» Exercise material

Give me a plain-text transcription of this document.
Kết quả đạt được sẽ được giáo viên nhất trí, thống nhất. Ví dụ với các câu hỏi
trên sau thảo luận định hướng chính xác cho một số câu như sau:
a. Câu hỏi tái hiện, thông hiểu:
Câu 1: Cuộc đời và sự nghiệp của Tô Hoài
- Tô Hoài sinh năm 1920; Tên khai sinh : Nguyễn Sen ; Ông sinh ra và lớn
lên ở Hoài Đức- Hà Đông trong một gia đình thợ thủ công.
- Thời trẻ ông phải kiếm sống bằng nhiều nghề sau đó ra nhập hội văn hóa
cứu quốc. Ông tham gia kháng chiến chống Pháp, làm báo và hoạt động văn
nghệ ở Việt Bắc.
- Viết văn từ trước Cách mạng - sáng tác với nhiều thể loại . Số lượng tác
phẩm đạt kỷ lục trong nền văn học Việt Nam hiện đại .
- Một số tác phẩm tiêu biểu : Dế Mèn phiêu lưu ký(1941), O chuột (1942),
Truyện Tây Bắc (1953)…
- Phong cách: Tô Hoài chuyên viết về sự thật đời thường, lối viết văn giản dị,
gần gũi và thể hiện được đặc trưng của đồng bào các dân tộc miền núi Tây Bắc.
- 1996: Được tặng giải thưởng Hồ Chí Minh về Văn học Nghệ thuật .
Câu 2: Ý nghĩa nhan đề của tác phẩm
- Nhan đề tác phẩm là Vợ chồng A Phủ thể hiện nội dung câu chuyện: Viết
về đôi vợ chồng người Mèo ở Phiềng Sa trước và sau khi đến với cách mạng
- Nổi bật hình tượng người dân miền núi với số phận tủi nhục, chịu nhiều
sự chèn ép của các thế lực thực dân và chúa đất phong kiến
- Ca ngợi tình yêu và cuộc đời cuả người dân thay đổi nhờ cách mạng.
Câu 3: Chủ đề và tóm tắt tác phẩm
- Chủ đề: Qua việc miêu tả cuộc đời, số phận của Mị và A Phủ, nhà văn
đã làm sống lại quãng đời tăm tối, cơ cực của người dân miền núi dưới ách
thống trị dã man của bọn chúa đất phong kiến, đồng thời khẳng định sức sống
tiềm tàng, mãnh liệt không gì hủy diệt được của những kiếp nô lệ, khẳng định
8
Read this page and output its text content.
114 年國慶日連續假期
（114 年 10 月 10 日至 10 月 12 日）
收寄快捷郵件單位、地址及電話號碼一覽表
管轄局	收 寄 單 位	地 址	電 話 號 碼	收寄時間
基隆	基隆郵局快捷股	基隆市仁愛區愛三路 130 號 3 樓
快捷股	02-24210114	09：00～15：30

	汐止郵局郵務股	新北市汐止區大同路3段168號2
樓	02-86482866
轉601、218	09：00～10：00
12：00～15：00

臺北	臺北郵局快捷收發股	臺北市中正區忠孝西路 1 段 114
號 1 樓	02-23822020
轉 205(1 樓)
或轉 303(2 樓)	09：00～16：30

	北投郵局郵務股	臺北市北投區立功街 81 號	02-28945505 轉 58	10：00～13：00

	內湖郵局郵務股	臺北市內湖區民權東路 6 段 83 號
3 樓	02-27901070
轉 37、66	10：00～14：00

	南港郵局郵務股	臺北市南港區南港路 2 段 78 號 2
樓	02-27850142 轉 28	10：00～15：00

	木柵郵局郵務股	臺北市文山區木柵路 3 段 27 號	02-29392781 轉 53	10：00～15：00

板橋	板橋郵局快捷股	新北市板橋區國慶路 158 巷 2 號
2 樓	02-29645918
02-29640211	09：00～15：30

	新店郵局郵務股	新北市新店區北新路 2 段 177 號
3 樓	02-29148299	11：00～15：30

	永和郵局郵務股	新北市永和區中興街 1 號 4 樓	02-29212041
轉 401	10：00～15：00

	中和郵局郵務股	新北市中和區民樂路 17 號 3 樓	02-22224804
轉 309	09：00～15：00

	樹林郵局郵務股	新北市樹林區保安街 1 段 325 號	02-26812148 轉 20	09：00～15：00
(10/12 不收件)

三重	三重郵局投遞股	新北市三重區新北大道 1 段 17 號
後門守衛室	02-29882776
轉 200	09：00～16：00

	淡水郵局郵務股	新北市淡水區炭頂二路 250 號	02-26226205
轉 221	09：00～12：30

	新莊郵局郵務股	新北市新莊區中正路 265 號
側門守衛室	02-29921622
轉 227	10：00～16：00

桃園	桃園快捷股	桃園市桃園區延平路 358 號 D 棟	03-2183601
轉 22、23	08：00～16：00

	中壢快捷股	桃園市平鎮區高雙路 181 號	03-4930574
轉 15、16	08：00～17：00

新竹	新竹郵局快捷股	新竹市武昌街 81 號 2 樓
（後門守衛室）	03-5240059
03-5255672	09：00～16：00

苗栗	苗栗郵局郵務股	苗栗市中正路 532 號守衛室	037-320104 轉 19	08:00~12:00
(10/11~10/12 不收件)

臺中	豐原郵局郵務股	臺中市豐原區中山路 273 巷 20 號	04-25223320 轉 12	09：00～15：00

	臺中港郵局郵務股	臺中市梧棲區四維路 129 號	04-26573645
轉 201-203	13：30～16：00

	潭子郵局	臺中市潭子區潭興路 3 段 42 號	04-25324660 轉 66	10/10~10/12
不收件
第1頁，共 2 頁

» Goal
Look over the records above and copy each line that includes the string "Việt".

» The reply
nghệ ở Việt Bắc.
phẩm đạt kỷ lục trong nền văn học Việt Nam hiện đại .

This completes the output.